__YOUR INSTRUCTIONS__:
Output every entry exactly, from the first line to the last.

--- begin ---

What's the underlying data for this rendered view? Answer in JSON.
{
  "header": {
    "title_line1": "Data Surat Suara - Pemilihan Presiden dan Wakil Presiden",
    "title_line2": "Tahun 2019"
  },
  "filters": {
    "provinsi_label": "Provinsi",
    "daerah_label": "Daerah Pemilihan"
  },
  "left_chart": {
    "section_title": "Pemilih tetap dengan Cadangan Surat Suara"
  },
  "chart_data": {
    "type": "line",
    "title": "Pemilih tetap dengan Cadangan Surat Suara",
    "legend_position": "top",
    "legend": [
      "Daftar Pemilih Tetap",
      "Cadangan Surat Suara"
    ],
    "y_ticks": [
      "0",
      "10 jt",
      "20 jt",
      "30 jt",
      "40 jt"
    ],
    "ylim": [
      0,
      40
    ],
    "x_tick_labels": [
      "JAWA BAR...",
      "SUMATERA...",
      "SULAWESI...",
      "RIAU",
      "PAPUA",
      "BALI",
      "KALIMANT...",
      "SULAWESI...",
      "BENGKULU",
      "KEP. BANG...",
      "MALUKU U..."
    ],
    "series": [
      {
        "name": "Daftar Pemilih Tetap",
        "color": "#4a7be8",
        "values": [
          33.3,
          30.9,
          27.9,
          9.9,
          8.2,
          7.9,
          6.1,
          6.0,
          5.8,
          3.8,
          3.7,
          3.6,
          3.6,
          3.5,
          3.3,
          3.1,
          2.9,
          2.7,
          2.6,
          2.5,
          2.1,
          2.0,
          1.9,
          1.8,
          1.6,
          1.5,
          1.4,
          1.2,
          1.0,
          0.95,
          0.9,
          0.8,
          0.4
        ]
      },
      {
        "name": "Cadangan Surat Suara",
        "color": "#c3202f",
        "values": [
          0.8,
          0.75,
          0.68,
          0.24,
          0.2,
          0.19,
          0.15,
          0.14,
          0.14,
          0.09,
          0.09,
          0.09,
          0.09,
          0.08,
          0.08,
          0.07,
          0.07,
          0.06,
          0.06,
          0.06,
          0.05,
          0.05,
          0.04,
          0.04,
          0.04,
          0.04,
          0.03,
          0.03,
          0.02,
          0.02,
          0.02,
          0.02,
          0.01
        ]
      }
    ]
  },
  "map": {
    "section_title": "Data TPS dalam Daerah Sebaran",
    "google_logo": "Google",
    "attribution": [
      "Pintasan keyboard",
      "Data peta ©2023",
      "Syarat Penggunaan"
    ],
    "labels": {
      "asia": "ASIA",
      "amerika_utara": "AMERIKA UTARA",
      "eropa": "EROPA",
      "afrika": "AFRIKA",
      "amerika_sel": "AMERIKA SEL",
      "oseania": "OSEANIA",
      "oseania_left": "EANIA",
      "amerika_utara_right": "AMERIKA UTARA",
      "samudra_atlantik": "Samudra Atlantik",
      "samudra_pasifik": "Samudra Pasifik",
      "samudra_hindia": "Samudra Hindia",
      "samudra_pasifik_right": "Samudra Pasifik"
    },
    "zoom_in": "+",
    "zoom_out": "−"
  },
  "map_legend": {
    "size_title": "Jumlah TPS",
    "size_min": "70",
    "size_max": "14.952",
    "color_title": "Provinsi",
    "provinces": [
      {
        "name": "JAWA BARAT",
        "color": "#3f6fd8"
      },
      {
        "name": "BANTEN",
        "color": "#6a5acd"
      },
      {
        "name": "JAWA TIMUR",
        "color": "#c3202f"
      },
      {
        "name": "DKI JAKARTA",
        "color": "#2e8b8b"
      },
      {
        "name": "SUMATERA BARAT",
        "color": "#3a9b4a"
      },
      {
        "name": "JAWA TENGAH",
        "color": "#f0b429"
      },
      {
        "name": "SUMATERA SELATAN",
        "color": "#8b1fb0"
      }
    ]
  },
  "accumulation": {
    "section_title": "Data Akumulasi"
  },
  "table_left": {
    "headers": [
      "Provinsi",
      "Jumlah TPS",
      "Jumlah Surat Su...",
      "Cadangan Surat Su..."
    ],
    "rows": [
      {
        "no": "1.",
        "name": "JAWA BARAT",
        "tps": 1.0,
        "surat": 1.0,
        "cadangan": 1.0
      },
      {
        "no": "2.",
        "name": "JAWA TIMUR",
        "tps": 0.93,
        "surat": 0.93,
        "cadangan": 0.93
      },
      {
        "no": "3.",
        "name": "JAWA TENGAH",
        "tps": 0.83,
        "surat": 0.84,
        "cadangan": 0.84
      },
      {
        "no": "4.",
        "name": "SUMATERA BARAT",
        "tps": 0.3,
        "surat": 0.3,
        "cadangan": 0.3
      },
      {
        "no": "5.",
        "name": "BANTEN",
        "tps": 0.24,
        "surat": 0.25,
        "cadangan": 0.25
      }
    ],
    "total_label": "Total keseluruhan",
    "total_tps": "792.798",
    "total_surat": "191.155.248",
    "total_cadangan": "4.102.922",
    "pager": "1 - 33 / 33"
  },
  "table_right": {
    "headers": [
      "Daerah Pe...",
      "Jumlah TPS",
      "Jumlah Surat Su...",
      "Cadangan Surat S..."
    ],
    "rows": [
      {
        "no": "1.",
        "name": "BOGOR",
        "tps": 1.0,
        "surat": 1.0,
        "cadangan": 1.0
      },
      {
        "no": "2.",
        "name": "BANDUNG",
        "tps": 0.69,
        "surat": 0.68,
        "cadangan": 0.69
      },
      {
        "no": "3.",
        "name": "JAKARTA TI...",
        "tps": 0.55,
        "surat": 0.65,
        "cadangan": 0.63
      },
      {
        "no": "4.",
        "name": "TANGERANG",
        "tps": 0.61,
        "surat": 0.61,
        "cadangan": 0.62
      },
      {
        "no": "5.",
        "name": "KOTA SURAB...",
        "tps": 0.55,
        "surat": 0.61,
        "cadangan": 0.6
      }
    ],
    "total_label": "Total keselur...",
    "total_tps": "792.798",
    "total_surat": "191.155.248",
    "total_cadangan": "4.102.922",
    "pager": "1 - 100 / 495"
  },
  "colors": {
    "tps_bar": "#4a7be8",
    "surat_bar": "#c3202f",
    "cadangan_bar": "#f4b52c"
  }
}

--- end ---

__WRITTEN SOLUTION__:
What's the underlying data for this rendered view? Answer in JSON.
{
  "header": {
    "title_line1": "Data Surat Suara - Pemilihan Presiden dan Wakil Presiden",
    "title_line2": "Tahun 2019"
  },
  "filters": {
    "provinsi_label": "Provinsi",
    "daerah_label": "Daerah Pemilihan"
  },
  "left_chart": {
    "section_title": "Pemilih tetap dengan Cadangan Surat Suara"
  },
  "chart_data": {
    "type": "line",
    "title": "Pemilih tetap dengan Cadangan Surat Suara",
    "legend_position": "top",
    "legend": [
      "Daftar Pemilih Tetap",
      "Cadangan Surat Suara"
    ],
    "y_ticks": [
      "0",
      "10 jt",
      "20 jt",
      "30 jt",
      "40 jt"
    ],
    "ylim": [
      0,
      40
    ],
    "x_tick_labels": [
      "JAWA BAR...",
      "SUMATERA...",
      "SULAWESI...",
      "RIAU",
      "PAPUA",
      "BALI",
      "KALIMANT...",
      "SULAWESI...",
      "BENGKULU",
      "KEP. BANG...",
      "MALUKU U..."
    ],
    "series": [
      {
        "name": "Daftar Pemilih Tetap",
        "color": "#4a7be8",
        "values": [
          33.3,
          30.9,
          27.9,
          9.9,
          8.2,
          7.9,
          6.1,
          6.0,
          5.8,
          3.8,
          3.7,
          3.6,
          3.6,
          3.5,
          3.3,
          3.1,
          2.9,
          2.7,
          2.6,
          2.5,
          2.1,
          2.0,
          1.9,
          1.8,
          1.6,
          1.5,
          1.4,
          1.2,
          1.0,
          0.95,
          0.9,
          0.8,
          0.4
        ]
      },
      {
        "name": "Cadangan Surat Suara",
        "color": "#c3202f",
        "values": [
          0.8,
          0.75,
          0.68,
          0.24,
          0.2,
          0.19,
          0.15,
          0.14,
          0.14,
          0.09,
          0.09,
          0.09,
          0.09,
          0.08,
          0.08,
          0.07,
          0.07,
          0.06,
          0.06,
          0.06,
          0.05,
          0.05,
          0.04,
          0.04,
          0.04,
          0.04,
          0.03,
          0.03,
          0.02,
          0.02,
          0.02,
          0.02,
          0.01
        ]
      }
    ]
  },
  "map": {
    "section_title": "Data TPS dalam Daerah Sebaran",
    "google_logo": "Google",
    "attribution": [
      "Pintasan keyboard",
      "Data peta ©2023",
      "Syarat Penggunaan"
    ],
    "labels": {
      "asia": "ASIA",
      "amerika_utara": "AMERIKA UTARA",
      "eropa": "EROPA",
      "afrika": "AFRIKA",
      "amerika_sel": "AMERIKA SEL",
      "oseania": "OSEANIA",
      "oseania_left": "EANIA",
      "amerika_utara_right": "AMERIKA UTARA",
      "samudra_atlantik": "Samudra Atlantik",
      "samudra_pasifik": "Samudra Pasifik",
      "samudra_hindia": "Samudra Hindia",
      "samudra_pasifik_right": "Samudra Pasifik"
    },
    "zoom_in": "+",
    "zoom_out": "−"
  },
  "map_legend": {
    "size_title": "Jumlah TPS",
    "size_min": "70",
    "size_max": "14.952",
    "color_title": "Provinsi",
    "provinces": [
      {
        "name": "JAWA BARAT",
        "color": "#3f6fd8"
      },
      {
        "name": "BANTEN",
        "color": "#6a5acd"
      },
      {
        "name": "JAWA TIMUR",
        "color": "#c3202f"
      },
      {
        "name": "DKI JAKARTA",
        "color": "#2e8b8b"
      },
      {
        "name": "SUMATERA BARAT",
        "color": "#3a9b4a"
      },
      {
        "name": "JAWA TENGAH",
        "color": "#f0b429"
      },
      {
        "name": "SUMATERA SELATAN",
        "color": "#8b1fb0"
      }
    ]
  },
  "accumulation": {
    "section_title": "Data Akumulasi"
  },
  "table_left": {
    "headers": [
      "Provinsi",
      "Jumlah TPS",
      "Jumlah Surat Su...",
      "Cadangan Surat Su..."
    ],
    "rows": [
      {
        "no": "1.",
        "name": "JAWA BARAT",
        "tps": 1.0,
        "surat": 1.0,
        "cadangan": 1.0
      },
      {
        "no": "2.",
        "name": "JAWA TIMUR",
        "tps": 0.93,
        "surat": 0.93,
        "cadangan": 0.93
      },
      {
        "no": "3.",
        "name": "JAWA TENGAH",
        "tps": 0.83,
        "surat": 0.84,
        "cadangan": 0.84
      },
      {
        "no": "4.",
        "name": "SUMATERA BARAT",
        "tps": 0.3,
        "surat": 0.3,
        "cadangan": 0.3
      },
      {
        "no": "5.",
        "name": "BANTEN",
        "tps": 0.24,
        "surat": 0.25,
        "cadangan": 0.25
      }
    ],
    "total_label": "Total keseluruhan",
    "total_tps": "792.798",
    "total_surat": "191.155.248",
    "total_cadangan": "4.102.922",
    "pager": "1 - 33 / 33"
  },
  "table_right": {
    "headers": [
      "Daerah Pe...",
      "Jumlah TPS",
      "Jumlah Surat Su...",
      "Cadangan Surat S..."
    ],
    "rows": [
      {
        "no": "1.",
        "name": "BOGOR",
        "tps": 1.0,
        "surat": 1.0,
        "cadangan": 1.0
      },
      {
        "no": "2.",
        "name": "BANDUNG",
        "tps": 0.69,
        "surat": 0.68,
        "cadangan": 0.69
      },
      {
        "no": "3.",
        "name": "JAKARTA TI...",
        "tps": 0.55,
        "surat": 0.65,
        "cadangan": 0.63
      },
      {
        "no": "4.",
        "name": "TANGERANG",
        "tps": 0.61,
        "surat": 0.61,
        "cadangan": 0.62
      },
      {
        "no": "5.",
        "name": "KOTA SURAB...",
        "tps": 0.55,
        "surat": 0.61,
        "cadangan": 0.6
      }
    ],
    "total_label": "Total keselur...",
    "total_tps": "792.798",
    "total_surat": "191.155.248",
    "total_cadangan": "4.102.922",
    "pager": "1 - 100 / 495"
  },
  "colors": {
    "tps_bar": "#4a7be8",
    "surat_bar": "#c3202f",
    "cadangan_bar": "#f4b52c"
  }
}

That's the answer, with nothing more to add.